Material supplied start
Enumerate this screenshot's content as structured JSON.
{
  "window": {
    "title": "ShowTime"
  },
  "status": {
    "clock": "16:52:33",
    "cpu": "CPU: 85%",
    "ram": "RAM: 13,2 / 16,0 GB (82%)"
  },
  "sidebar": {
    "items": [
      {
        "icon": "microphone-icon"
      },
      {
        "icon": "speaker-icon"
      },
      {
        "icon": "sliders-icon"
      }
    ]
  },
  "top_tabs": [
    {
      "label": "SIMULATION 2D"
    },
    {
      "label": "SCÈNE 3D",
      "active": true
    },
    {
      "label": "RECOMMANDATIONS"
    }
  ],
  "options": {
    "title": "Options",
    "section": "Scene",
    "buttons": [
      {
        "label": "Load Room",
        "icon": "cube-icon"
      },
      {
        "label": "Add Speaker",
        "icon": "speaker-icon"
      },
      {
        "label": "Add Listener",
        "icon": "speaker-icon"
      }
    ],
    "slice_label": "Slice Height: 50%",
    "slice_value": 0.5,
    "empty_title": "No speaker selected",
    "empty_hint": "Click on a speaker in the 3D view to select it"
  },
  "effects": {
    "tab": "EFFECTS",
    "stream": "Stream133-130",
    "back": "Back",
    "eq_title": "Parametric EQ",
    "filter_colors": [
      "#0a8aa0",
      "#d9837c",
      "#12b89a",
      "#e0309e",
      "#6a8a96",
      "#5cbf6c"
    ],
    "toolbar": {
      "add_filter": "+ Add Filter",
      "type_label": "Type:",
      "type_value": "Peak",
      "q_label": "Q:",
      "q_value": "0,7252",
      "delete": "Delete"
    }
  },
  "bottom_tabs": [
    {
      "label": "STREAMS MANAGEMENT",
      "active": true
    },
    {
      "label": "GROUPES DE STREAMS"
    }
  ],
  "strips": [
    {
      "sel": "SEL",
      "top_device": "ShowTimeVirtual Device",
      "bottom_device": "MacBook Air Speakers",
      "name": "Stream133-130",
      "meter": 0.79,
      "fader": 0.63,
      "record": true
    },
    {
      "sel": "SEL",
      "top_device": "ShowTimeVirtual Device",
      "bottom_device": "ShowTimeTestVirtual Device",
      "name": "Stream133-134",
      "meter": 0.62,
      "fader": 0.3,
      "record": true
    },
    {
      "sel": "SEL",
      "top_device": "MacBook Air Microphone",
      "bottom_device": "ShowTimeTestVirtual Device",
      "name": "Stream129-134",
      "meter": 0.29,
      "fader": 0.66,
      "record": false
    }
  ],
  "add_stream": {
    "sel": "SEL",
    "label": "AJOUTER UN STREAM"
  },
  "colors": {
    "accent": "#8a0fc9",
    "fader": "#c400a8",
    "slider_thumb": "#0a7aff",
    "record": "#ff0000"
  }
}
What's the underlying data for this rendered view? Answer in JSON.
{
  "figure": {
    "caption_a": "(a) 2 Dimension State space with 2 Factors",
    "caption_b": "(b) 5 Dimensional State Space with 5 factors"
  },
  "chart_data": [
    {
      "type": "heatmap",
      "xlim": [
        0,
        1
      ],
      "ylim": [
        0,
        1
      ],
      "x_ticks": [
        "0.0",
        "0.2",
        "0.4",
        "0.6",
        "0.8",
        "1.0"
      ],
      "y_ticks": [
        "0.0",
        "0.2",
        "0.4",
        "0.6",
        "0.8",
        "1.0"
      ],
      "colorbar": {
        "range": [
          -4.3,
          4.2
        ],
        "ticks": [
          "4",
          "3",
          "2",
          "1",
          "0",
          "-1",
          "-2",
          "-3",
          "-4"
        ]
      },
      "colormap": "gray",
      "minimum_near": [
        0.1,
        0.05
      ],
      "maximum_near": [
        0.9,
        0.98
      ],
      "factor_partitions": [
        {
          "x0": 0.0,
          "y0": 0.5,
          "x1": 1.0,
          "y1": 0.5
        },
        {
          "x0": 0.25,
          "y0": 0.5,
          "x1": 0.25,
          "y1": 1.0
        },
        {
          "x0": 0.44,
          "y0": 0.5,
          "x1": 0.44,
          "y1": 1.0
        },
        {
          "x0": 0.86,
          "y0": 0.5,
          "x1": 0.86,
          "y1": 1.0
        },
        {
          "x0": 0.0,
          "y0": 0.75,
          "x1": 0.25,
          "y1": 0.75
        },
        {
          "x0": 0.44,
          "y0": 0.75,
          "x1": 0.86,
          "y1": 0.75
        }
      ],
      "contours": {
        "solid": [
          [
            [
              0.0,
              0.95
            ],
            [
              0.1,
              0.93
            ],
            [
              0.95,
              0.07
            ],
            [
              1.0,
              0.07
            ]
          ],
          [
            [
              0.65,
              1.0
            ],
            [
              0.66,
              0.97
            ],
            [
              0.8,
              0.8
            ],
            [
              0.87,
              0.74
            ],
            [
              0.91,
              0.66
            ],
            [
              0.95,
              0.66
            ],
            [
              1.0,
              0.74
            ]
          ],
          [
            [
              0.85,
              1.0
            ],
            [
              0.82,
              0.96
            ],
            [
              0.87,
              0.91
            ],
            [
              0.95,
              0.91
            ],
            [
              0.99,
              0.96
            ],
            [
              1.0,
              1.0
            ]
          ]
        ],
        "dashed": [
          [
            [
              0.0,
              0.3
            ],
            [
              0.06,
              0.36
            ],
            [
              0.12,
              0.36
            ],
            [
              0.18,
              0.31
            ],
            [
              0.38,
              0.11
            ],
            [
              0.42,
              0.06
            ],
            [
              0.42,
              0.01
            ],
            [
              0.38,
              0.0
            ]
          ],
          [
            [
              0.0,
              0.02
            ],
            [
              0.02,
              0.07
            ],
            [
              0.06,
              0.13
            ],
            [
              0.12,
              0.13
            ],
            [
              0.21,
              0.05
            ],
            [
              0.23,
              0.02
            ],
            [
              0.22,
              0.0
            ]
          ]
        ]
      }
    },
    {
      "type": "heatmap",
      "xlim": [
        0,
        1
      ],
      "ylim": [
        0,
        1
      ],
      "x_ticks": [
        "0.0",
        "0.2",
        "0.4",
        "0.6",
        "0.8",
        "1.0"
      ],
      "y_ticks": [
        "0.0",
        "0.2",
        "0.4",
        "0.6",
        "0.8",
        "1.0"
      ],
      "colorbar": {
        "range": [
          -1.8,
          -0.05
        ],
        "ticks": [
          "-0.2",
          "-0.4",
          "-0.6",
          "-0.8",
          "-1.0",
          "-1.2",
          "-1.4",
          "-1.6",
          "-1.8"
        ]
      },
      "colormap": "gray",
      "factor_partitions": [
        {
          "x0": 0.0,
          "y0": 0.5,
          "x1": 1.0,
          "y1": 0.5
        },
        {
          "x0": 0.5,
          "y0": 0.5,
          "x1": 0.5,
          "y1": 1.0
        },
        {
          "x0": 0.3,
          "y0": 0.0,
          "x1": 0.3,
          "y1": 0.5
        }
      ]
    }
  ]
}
Material supplied end
> _Stated exercise_
Output all of the material exactly as written.

> _Solution to this task_
Enumerate this screenshot's content as structured JSON.
{
  "window": {
    "title": "ShowTime"
  },
  "status": {
    "clock": "16:52:33",
    "cpu": "CPU: 85%",
    "ram": "RAM: 13,2 / 16,0 GB (82%)"
  },
  "sidebar": {
    "items": [
      {
        "icon": "microphone-icon"
      },
      {
        "icon": "speaker-icon"
      },
      {
        "icon": "sliders-icon"
      }
    ]
  },
  "top_tabs": [
    {
      "label": "SIMULATION 2D"
    },
    {
      "label": "SCÈNE 3D",
      "active": true
    },
    {
      "label": "RECOMMANDATIONS"
    }
  ],
  "options": {
    "title": "Options",
    "section": "Scene",
    "buttons": [
      {
        "label": "Load Room",
        "icon": "cube-icon"
      },
      {
        "label": "Add Speaker",
        "icon": "speaker-icon"
      },
      {
        "label": "Add Listener",
        "icon": "speaker-icon"
      }
    ],
    "slice_label": "Slice Height: 50%",
    "slice_value": 0.5,
    "empty_title": "No speaker selected",
    "empty_hint": "Click on a speaker in the 3D view to select it"
  },
  "effects": {
    "tab": "EFFECTS",
    "stream": "Stream133-130",
    "back": "Back",
    "eq_title": "Parametric EQ",
    "filter_colors": [
      "#0a8aa0",
      "#d9837c",
      "#12b89a",
      "#e0309e",
      "#6a8a96",
      "#5cbf6c"
    ],
    "toolbar": {
      "add_filter": "+ Add Filter",
      "type_label": "Type:",
      "type_value": "Peak",
      "q_label": "Q:",
      "q_value": "0,7252",
      "delete": "Delete"
    }
  },
  "bottom_tabs": [
    {
      "label": "STREAMS MANAGEMENT",
      "active": true
    },
    {
      "label": "GROUPES DE STREAMS"
    }
  ],
  "strips": [
    {
      "sel": "SEL",
      "top_device": "ShowTimeVirtual Device",
      "bottom_device": "MacBook Air Speakers",
      "name": "Stream133-130",
      "meter": 0.79,
      "fader": 0.63,
      "record": true
    },
    {
      "sel": "SEL",
      "top_device": "ShowTimeVirtual Device",
      "bottom_device": "ShowTimeTestVirtual Device",
      "name": "Stream133-134",
      "meter": 0.62,
      "fader": 0.3,
      "record": true
    },
    {
      "sel": "SEL",
      "top_device": "MacBook Air Microphone",
      "bottom_device": "ShowTimeTestVirtual Device",
      "name": "Stream129-134",
      "meter": 0.29,
      "fader": 0.66,
      "record": false
    }
  ],
  "add_stream": {
    "sel": "SEL",
    "label": "AJOUTER UN STREAM"
  },
  "colors": {
    "accent": "#8a0fc9",
    "fader": "#c400a8",
    "slider_thumb": "#0a7aff",
    "record": "#ff0000"
  }
}
What's the underlying data for this rendered view? Answer in JSON.
{
  "figure": {
    "caption_a": "(a) 2 Dimension State space with 2 Factors",
    "caption_b": "(b) 5 Dimensional State Space with 5 factors"
  },
  "chart_data": [
    {
      "type": "heatmap",
      "xlim": [
        0,
        1
      ],
      "ylim": [
        0,
        1
      ],
      "x_ticks": [
        "0.0",
        "0.2",
        "0.4",
        "0.6",
        "0.8",
        "1.0"
      ],
      "y_ticks": [
        "0.0",
        "0.2",
        "0.4",
        "0.6",
        "0.8",
        "1.0"
      ],
      "colorbar": {
        "range": [
          -4.3,
          4.2
        ],
        "ticks": [
          "4",
          "3",
          "2",
          "1",
          "0",
          "-1",
          "-2",
          "-3",
          "-4"
        ]
      },
      "colormap": "gray",
      "minimum_near": [
        0.1,
        0.05
      ],
      "maximum_near": [
        0.9,
        0.98
      ],
      "factor_partitions": [
        {
          "x0": 0.0,
          "y0": 0.5,
          "x1": 1.0,
          "y1": 0.5
        },
        {
          "x0": 0.25,
          "y0": 0.5,
          "x1": 0.25,
          "y1": 1.0
        },
        {
          "x0": 0.44,
          "y0": 0.5,
          "x1": 0.44,
          "y1": 1.0
        },
        {
          "x0": 0.86,
          "y0": 0.5,
          "x1": 0.86,
          "y1": 1.0
        },
        {
          "x0": 0.0,
          "y0": 0.75,
          "x1": 0.25,
          "y1": 0.75
        },
        {
          "x0": 0.44,
          "y0": 0.75,
          "x1": 0.86,
          "y1": 0.75
        }
      ],
      "contours": {
        "solid": [
          [
            [
              0.0,
              0.95
            ],
            [
              0.1,
              0.93
            ],
            [
              0.95,
              0.07
            ],
            [
              1.0,
              0.07
            ]
          ],
          [
            [
              0.65,
              1.0
            ],
            [
              0.66,
              0.97
            ],
            [
              0.8,
              0.8
            ],
            [
              0.87,
              0.74
            ],
            [
              0.91,
              0.66
            ],
            [
              0.95,
              0.66
            ],
            [
              1.0,
              0.74
            ]
          ],
          [
            [
              0.85,
              1.0
            ],
            [
              0.82,
              0.96
            ],
            [
              0.87,
              0.91
            ],
            [
              0.95,
              0.91
            ],
            [
              0.99,
              0.96
            ],
            [
              1.0,
              1.0
            ]
          ]
        ],
        "dashed": [
          [
            [
              0.0,
              0.3
            ],
            [
              0.06,
              0.36
            ],
            [
              0.12,
              0.36
            ],
            [
              0.18,
              0.31
            ],
            [
              0.38,
              0.11
            ],
            [
              0.42,
              0.06
            ],
            [
              0.42,
              0.01
            ],
            [
              0.38,
              0.0
            ]
          ],
          [
            [
              0.0,
              0.02
            ],
            [
              0.02,
              0.07
            ],
            [
              0.06,
              0.13
            ],
            [
              0.12,
              0.13
            ],
            [
              0.21,
              0.05
            ],
            [
              0.23,
              0.02
            ],
            [
              0.22,
              0.0
            ]
          ]
        ]
      }
    },
    {
      "type": "heatmap",
      "xlim": [
        0,
        1
      ],
      "ylim": [
        0,
        1
      ],
      "x_ticks": [
        "0.0",
        "0.2",
        "0.4",
        "0.6",
        "0.8",
        "1.0"
      ],
      "y_ticks": [
        "0.0",
        "0.2",
        "0.4",
        "0.6",
        "0.8",
        "1.0"
      ],
      "colorbar": {
        "range": [
          -1.8,
          -0.05
        ],
        "ticks": [
          "-0.2",
          "-0.4",
          "-0.6",
          "-0.8",
          "-1.0",
          "-1.2",
          "-1.4",
          "-1.6",
          "-1.8"
        ]
      },
      "colormap": "gray",
      "factor_partitions": [
        {
          "x0": 0.0,
          "y0": 0.5,
          "x1": 1.0,
          "y1": 0.5
        },
        {
          "x0": 0.5,
          "y0": 0.5,
          "x1": 0.5,
          "y1": 1.0
        },
        {
          "x0": 0.3,
          "y0": 0.0,
          "x1": 0.3,
          "y1": 0.5
        }
      ]
    }
  ]
}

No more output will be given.